What this task involves:
Go through the entries below and retype them exactly, omitting each picture.

Data supplied:
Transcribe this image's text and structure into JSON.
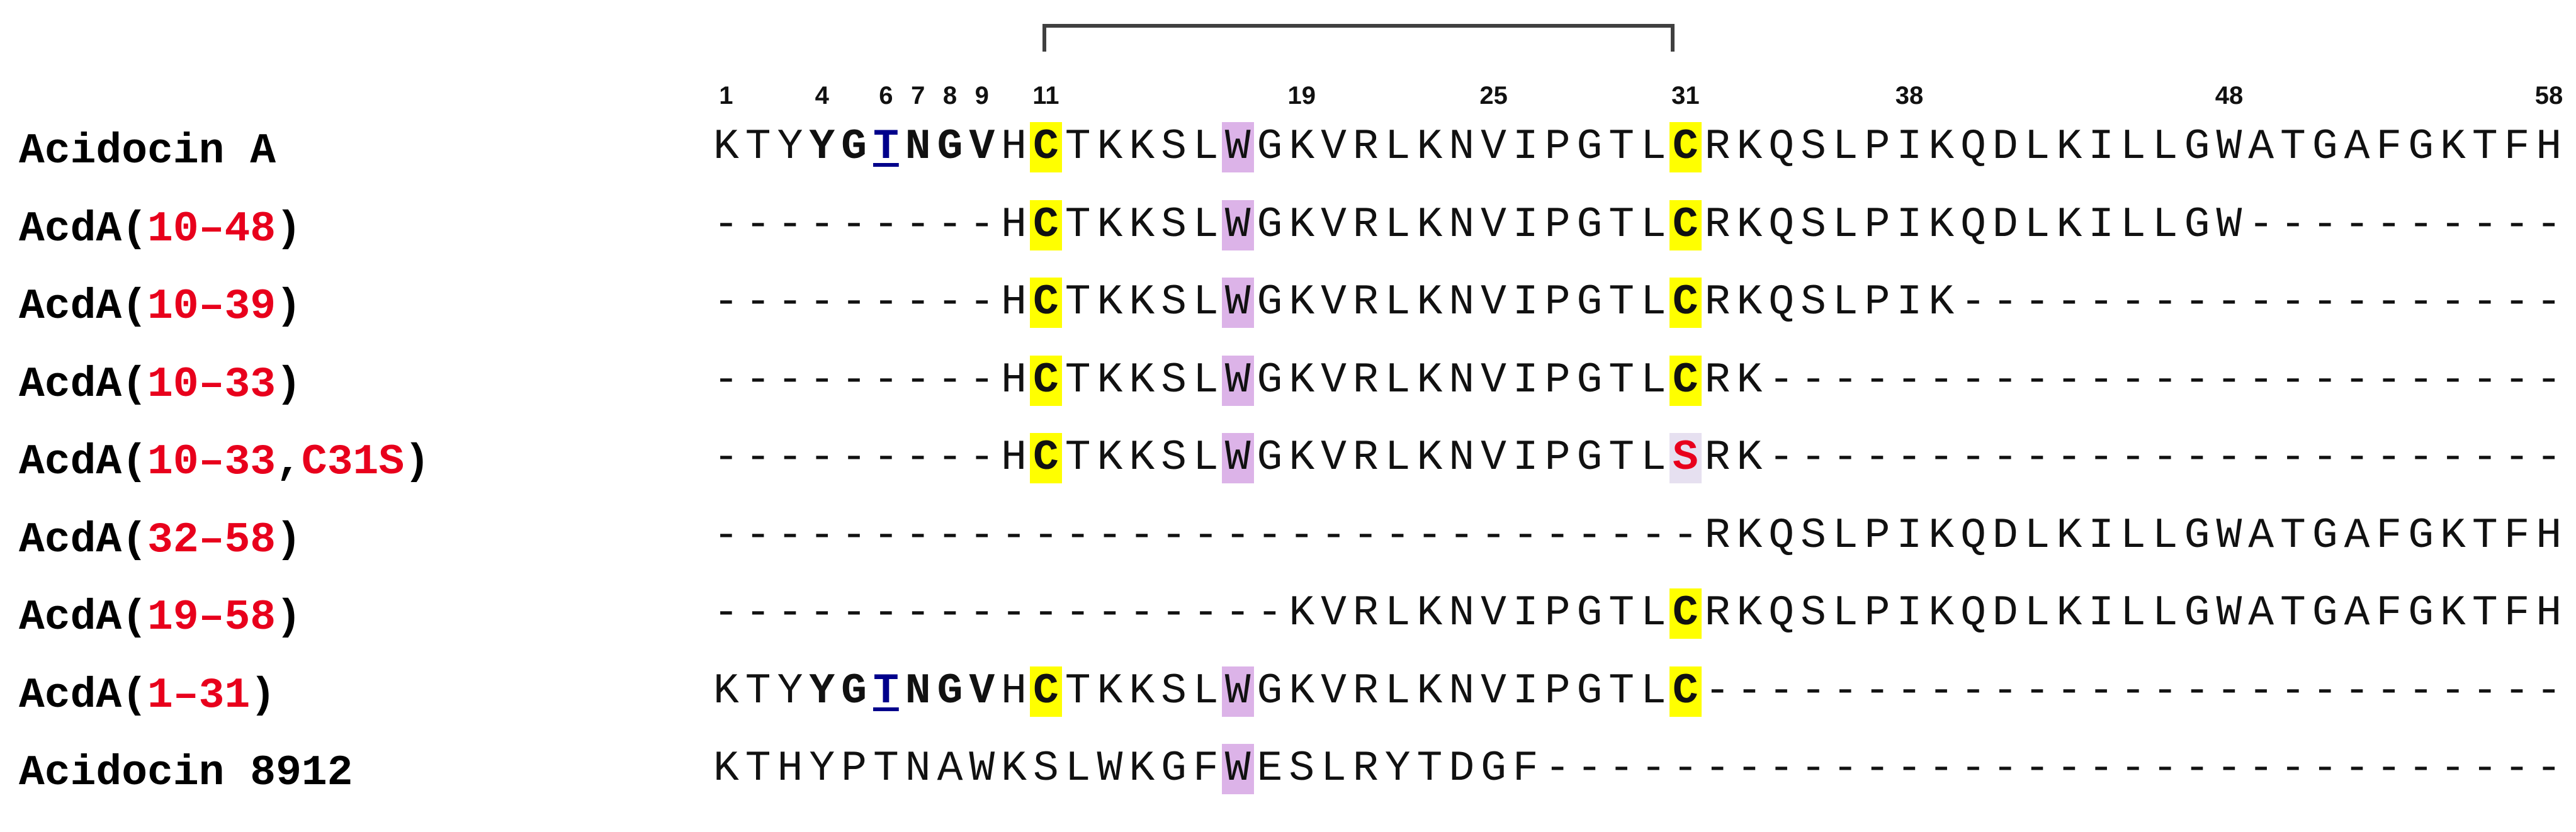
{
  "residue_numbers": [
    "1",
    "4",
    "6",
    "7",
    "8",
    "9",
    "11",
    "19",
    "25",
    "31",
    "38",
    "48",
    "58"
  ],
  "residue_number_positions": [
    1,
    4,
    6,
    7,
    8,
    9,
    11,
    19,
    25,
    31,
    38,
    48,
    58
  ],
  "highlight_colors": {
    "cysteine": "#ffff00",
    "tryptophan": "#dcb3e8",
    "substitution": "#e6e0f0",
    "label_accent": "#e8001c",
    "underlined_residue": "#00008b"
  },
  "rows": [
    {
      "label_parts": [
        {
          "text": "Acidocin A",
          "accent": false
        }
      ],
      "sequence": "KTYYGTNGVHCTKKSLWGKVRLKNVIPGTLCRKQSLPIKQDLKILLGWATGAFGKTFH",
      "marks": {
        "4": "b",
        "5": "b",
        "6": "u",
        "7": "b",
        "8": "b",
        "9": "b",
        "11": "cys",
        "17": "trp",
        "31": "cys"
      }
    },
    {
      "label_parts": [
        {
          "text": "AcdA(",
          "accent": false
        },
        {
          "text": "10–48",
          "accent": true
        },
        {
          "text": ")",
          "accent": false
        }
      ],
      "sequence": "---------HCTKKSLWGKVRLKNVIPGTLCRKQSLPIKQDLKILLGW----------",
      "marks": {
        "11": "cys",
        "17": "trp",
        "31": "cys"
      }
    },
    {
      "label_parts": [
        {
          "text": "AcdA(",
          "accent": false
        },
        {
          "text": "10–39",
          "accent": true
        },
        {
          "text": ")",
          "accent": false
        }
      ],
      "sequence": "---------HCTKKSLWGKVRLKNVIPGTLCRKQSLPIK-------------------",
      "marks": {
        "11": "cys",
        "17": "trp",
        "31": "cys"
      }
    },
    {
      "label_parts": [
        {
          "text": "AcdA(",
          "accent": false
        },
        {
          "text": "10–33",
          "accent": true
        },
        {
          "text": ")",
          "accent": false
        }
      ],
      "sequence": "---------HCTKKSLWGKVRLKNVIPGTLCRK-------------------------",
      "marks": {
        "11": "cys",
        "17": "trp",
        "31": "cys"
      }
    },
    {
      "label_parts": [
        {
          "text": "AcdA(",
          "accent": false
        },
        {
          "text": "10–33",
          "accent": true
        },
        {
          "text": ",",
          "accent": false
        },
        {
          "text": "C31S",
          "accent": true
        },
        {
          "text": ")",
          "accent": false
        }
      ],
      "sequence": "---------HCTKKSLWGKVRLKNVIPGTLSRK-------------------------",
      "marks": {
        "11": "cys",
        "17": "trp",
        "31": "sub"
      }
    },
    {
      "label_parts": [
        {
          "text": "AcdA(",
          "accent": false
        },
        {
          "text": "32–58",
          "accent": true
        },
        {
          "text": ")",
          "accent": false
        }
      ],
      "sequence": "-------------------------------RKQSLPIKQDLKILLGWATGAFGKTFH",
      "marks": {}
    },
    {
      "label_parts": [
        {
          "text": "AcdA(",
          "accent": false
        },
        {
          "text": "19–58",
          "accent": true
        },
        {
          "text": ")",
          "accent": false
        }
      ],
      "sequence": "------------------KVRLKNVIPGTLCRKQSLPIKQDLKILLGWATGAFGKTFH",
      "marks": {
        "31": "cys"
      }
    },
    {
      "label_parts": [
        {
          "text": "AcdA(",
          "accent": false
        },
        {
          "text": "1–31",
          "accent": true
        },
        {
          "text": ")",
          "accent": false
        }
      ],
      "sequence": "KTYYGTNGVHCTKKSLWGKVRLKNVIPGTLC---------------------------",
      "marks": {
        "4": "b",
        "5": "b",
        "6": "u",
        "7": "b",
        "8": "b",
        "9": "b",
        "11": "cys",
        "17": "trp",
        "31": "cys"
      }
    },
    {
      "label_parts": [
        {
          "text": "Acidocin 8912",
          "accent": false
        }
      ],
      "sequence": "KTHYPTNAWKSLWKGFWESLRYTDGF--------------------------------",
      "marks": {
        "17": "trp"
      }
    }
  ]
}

Response:
Transcribe this image's text and structure into JSON.
{
  "residue_numbers": [
    "1",
    "4",
    "6",
    "7",
    "8",
    "9",
    "11",
    "19",
    "25",
    "31",
    "38",
    "48",
    "58"
  ],
  "residue_number_positions": [
    1,
    4,
    6,
    7,
    8,
    9,
    11,
    19,
    25,
    31,
    38,
    48,
    58
  ],
  "highlight_colors": {
    "cysteine": "#ffff00",
    "tryptophan": "#dcb3e8",
    "substitution": "#e6e0f0",
    "label_accent": "#e8001c",
    "underlined_residue": "#00008b"
  },
  "rows": [
    {
      "label_parts": [
        {
          "text": "Acidocin A",
          "accent": false
        }
      ],
      "sequence": "KTYYGTNGVHCTKKSLWGKVRLKNVIPGTLCRKQSLPIKQDLKILLGWATGAFGKTFH",
      "marks": {
        "4": "b",
        "5": "b",
        "6": "u",
        "7": "b",
        "8": "b",
        "9": "b",
        "11": "cys",
        "17": "trp",
        "31": "cys"
      }
    },
    {
      "label_parts": [
        {
          "text": "AcdA(",
          "accent": false
        },
        {
          "text": "10–48",
          "accent": true
        },
        {
          "text": ")",
          "accent": false
        }
      ],
      "sequence": "---------HCTKKSLWGKVRLKNVIPGTLCRKQSLPIKQDLKILLGW----------",
      "marks": {
        "11": "cys",
        "17": "trp",
        "31": "cys"
      }
    },
    {
      "label_parts": [
        {
          "text": "AcdA(",
          "accent": false
        },
        {
          "text": "10–39",
          "accent": true
        },
        {
          "text": ")",
          "accent": false
        }
      ],
      "sequence": "---------HCTKKSLWGKVRLKNVIPGTLCRKQSLPIK-------------------",
      "marks": {
        "11": "cys",
        "17": "trp",
        "31": "cys"
      }
    },
    {
      "label_parts": [
        {
          "text": "AcdA(",
          "accent": false
        },
        {
          "text": "10–33",
          "accent": true
        },
        {
          "text": ")",
          "accent": false
        }
      ],
      "sequence": "---------HCTKKSLWGKVRLKNVIPGTLCRK-------------------------",
      "marks": {
        "11": "cys",
        "17": "trp",
        "31": "cys"
      }
    },
    {
      "label_parts": [
        {
          "text": "AcdA(",
          "accent": false
        },
        {
          "text": "10–33",
          "accent": true
        },
        {
          "text": ",",
          "accent": false
        },
        {
          "text": "C31S",
          "accent": true
        },
        {
          "text": ")",
          "accent": false
        }
      ],
      "sequence": "---------HCTKKSLWGKVRLKNVIPGTLSRK-------------------------",
      "marks": {
        "11": "cys",
        "17": "trp",
        "31": "sub"
      }
    },
    {
      "label_parts": [
        {
          "text": "AcdA(",
          "accent": false
        },
        {
          "text": "32–58",
          "accent": true
        },
        {
          "text": ")",
          "accent": false
        }
      ],
      "sequence": "-------------------------------RKQSLPIKQDLKILLGWATGAFGKTFH",
      "marks": {}
    },
    {
      "label_parts": [
        {
          "text": "AcdA(",
          "accent": false
        },
        {
          "text": "19–58",
          "accent": true
        },
        {
          "text": ")",
          "accent": false
        }
      ],
      "sequence": "------------------KVRLKNVIPGTLCRKQSLPIKQDLKILLGWATGAFGKTFH",
      "marks": {
        "31": "cys"
      }
    },
    {
      "label_parts": [
        {
          "text": "AcdA(",
          "accent": false
        },
        {
          "text": "1–31",
          "accent": true
        },
        {
          "text": ")",
          "accent": false
        }
      ],
      "sequence": "KTYYGTNGVHCTKKSLWGKVRLKNVIPGTLC---------------------------",
      "marks": {
        "4": "b",
        "5": "b",
        "6": "u",
        "7": "b",
        "8": "b",
        "9": "b",
        "11": "cys",
        "17": "trp",
        "31": "cys"
      }
    },
    {
      "label_parts": [
        {
          "text": "Acidocin 8912",
          "accent": false
        }
      ],
      "sequence": "KTHYPTNAWKSLWKGFWESLRYTDGF--------------------------------",
      "marks": {
        "17": "trp"
      }
    }
  ]
}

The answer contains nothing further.